### Set task
Transcribe each line of the records below exactly, excluding any embedded images.

(Data entries)
------

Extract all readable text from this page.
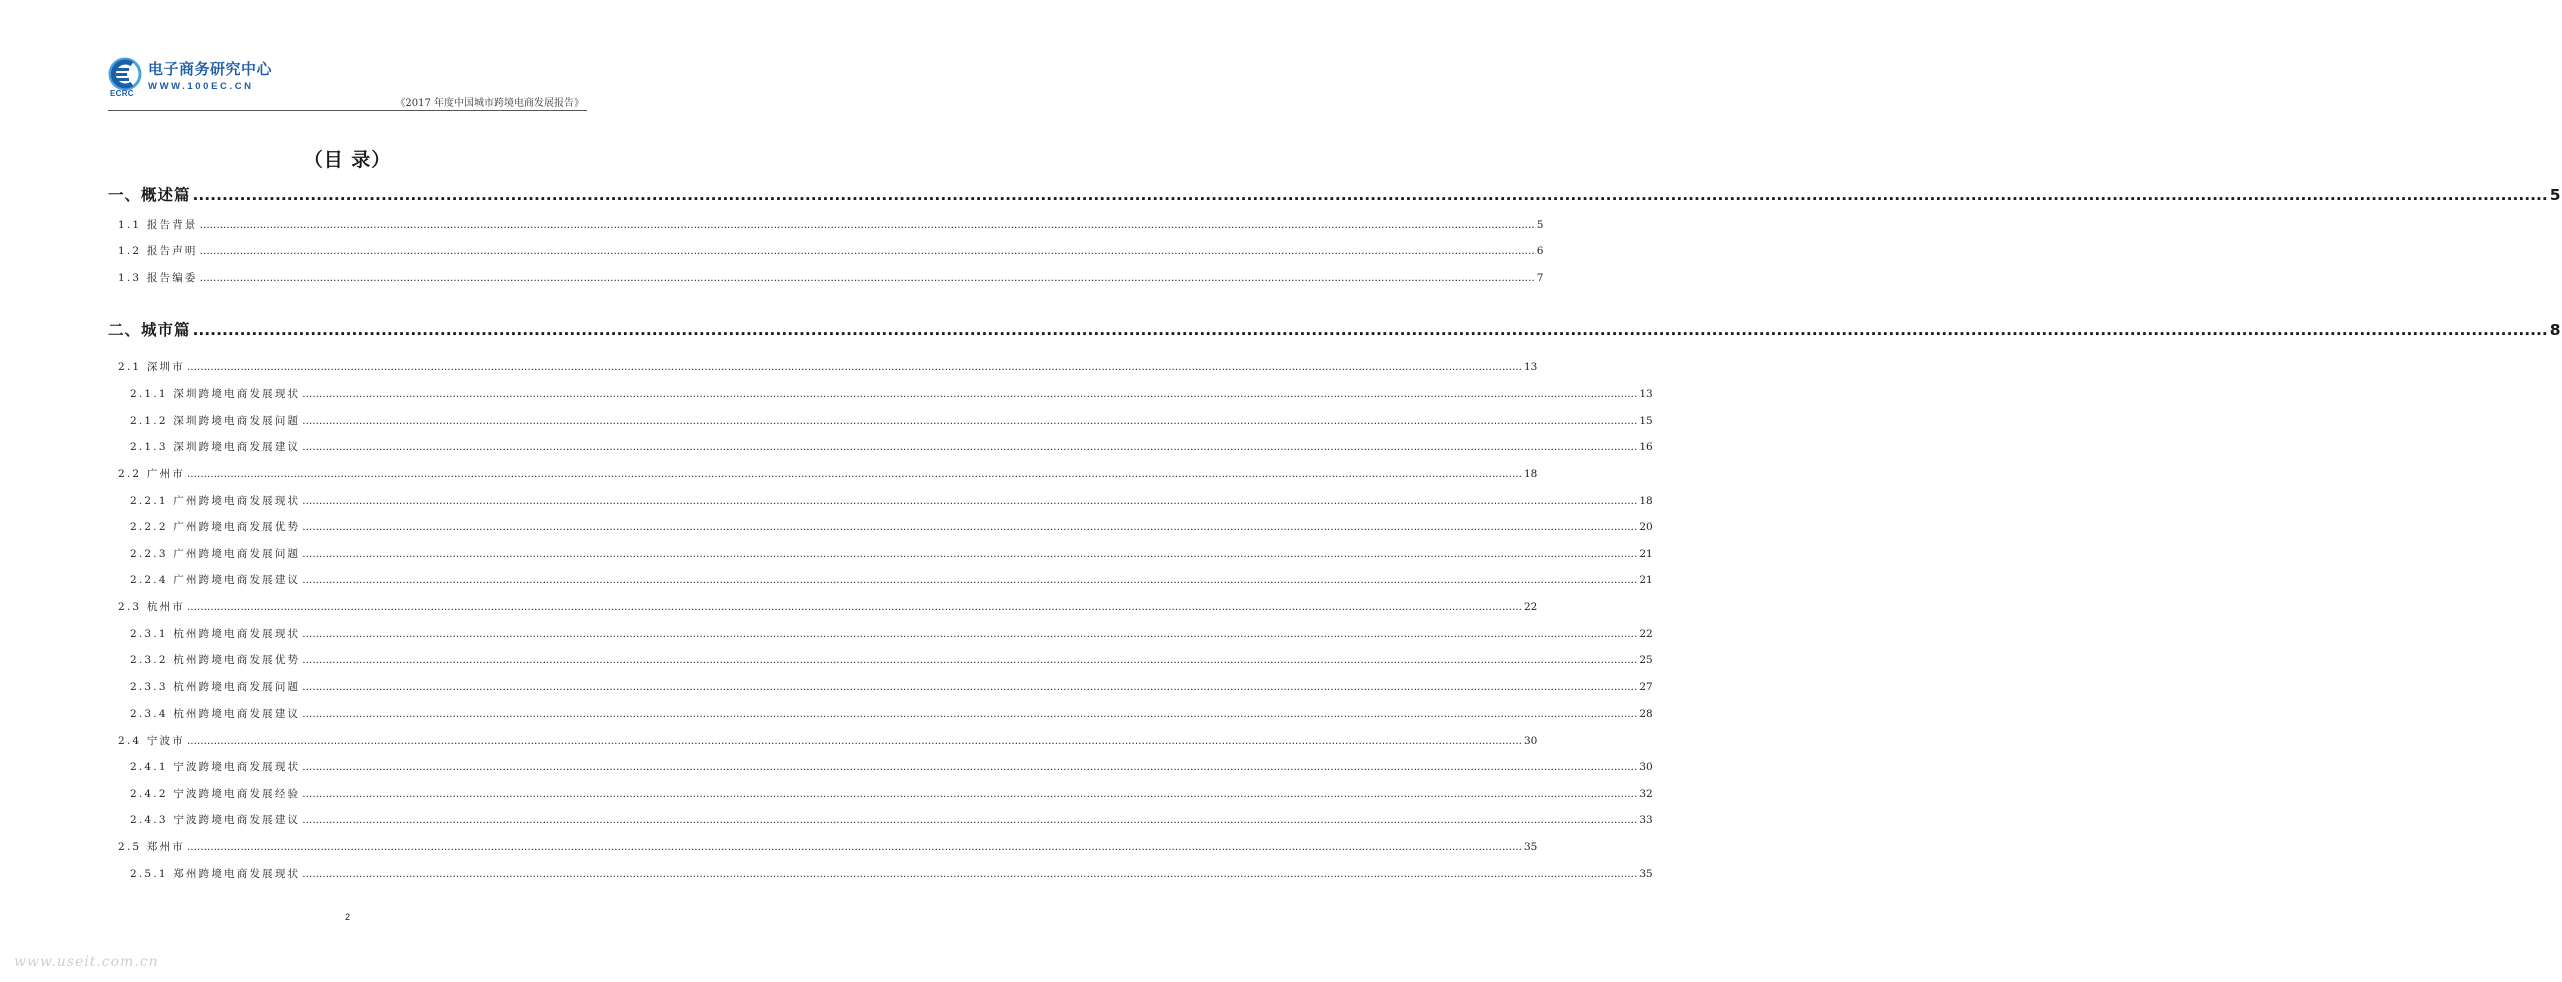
ECRC
电子商务研究中心
WWW.100EC.CN
《2017 年度中国城市跨境电商发展报告》
（目 录）
一、概述篇 ................................................................................................................................................................................................................................................................................................................................................................................................................ 5
1.1 报告背景 ................................................................................................................................................................................................................................................................................................................................................................................................................ 5
1.2 报告声明 ................................................................................................................................................................................................................................................................................................................................................................................................................ 6
1.3 报告编委 ................................................................................................................................................................................................................................................................................................................................................................................................................ 7
二、城市篇 ................................................................................................................................................................................................................................................................................................................................................................................................................ 8
2.1 深圳市 ................................................................................................................................................................................................................................................................................................................................................................................................................ 13
2.1.1 深圳跨境电商发展现状 ................................................................................................................................................................................................................................................................................................................................................................................................................ 13
2.1.2 深圳跨境电商发展问题 ................................................................................................................................................................................................................................................................................................................................................................................................................ 15
2.1.3 深圳跨境电商发展建议 ................................................................................................................................................................................................................................................................................................................................................................................................................ 16
2.2 广州市 ................................................................................................................................................................................................................................................................................................................................................................................................................ 18
2.2.1 广州跨境电商发展现状 ................................................................................................................................................................................................................................................................................................................................................................................................................ 18
2.2.2 广州跨境电商发展优势 ................................................................................................................................................................................................................................................................................................................................................................................................................ 20
2.2.3 广州跨境电商发展问题 ................................................................................................................................................................................................................................................................................................................................................................................................................ 21
2.2.4 广州跨境电商发展建议 ................................................................................................................................................................................................................................................................................................................................................................................................................ 21
2.3 杭州市 ................................................................................................................................................................................................................................................................................................................................................................................................................ 22
2.3.1 杭州跨境电商发展现状 ................................................................................................................................................................................................................................................................................................................................................................................................................ 22
2.3.2 杭州跨境电商发展优势 ................................................................................................................................................................................................................................................................................................................................................................................................................ 25
2.3.3 杭州跨境电商发展问题 ................................................................................................................................................................................................................................................................................................................................................................................................................ 27
2.3.4 杭州跨境电商发展建议 ................................................................................................................................................................................................................................................................................................................................................................................................................ 28
2.4 宁波市 ................................................................................................................................................................................................................................................................................................................................................................................................................ 30
2.4.1 宁波跨境电商发展现状 ................................................................................................................................................................................................................................................................................................................................................................................................................ 30
2.4.2 宁波跨境电商发展经验 ................................................................................................................................................................................................................................................................................................................................................................................................................ 32
2.4.3 宁波跨境电商发展建议 ................................................................................................................................................................................................................................................................................................................................................................................................................ 33
2.5 郑州市 ................................................................................................................................................................................................................................................................................................................................................................................................................ 35
2.5.1 郑州跨境电商发展现状 ................................................................................................................................................................................................................................................................................................................................................................................................................ 35
2
www.useit.com.cn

------

### Written reply
Extract all readable text from this page.
ECRC
电子商务研究中心
WWW.100EC.CN
《2017 年度中国城市跨境电商发展报告》
（目 录）
一、概述篇 ................................................................................................................................................................................................................................................................................................................................................................................................................ 5
1.1 报告背景 ................................................................................................................................................................................................................................................................................................................................................................................................................ 5
1.2 报告声明 ................................................................................................................................................................................................................................................................................................................................................................................................................ 6
1.3 报告编委 ................................................................................................................................................................................................................................................................................................................................................................................................................ 7
二、城市篇 ................................................................................................................................................................................................................................................................................................................................................................................................................ 8
2.1 深圳市 ................................................................................................................................................................................................................................................................................................................................................................................................................ 13
2.1.1 深圳跨境电商发展现状 ................................................................................................................................................................................................................................................................................................................................................................................................................ 13
2.1.2 深圳跨境电商发展问题 ................................................................................................................................................................................................................................................................................................................................................................................................................ 15
2.1.3 深圳跨境电商发展建议 ................................................................................................................................................................................................................................................................................................................................................................................................................ 16
2.2 广州市 ................................................................................................................................................................................................................................................................................................................................................................................................................ 18
2.2.1 广州跨境电商发展现状 ................................................................................................................................................................................................................................................................................................................................................................................................................ 18
2.2.2 广州跨境电商发展优势 ................................................................................................................................................................................................................................................................................................................................................................................................................ 20
2.2.3 广州跨境电商发展问题 ................................................................................................................................................................................................................................................................................................................................................................................................................ 21
2.2.4 广州跨境电商发展建议 ................................................................................................................................................................................................................................................................................................................................................................................................................ 21
2.3 杭州市 ................................................................................................................................................................................................................................................................................................................................................................................................................ 22
2.3.1 杭州跨境电商发展现状 ................................................................................................................................................................................................................................................................................................................................................................................................................ 22
2.3.2 杭州跨境电商发展优势 ................................................................................................................................................................................................................................................................................................................................................................................................................ 25
2.3.3 杭州跨境电商发展问题 ................................................................................................................................................................................................................................................................................................................................................................................................................ 27
2.3.4 杭州跨境电商发展建议 ................................................................................................................................................................................................................................................................................................................................................................................................................ 28
2.4 宁波市 ................................................................................................................................................................................................................................................................................................................................................................................................................ 30
2.4.1 宁波跨境电商发展现状 ................................................................................................................................................................................................................................................................................................................................................................................................................ 30
2.4.2 宁波跨境电商发展经验 ................................................................................................................................................................................................................................................................................................................................................................................................................ 32
2.4.3 宁波跨境电商发展建议 ................................................................................................................................................................................................................................................................................................................................................................................................................ 33
2.5 郑州市 ................................................................................................................................................................................................................................................................................................................................................................................................................ 35
2.5.1 郑州跨境电商发展现状 ................................................................................................................................................................................................................................................................................................................................................................................................................ 35
2
www.useit.com.cn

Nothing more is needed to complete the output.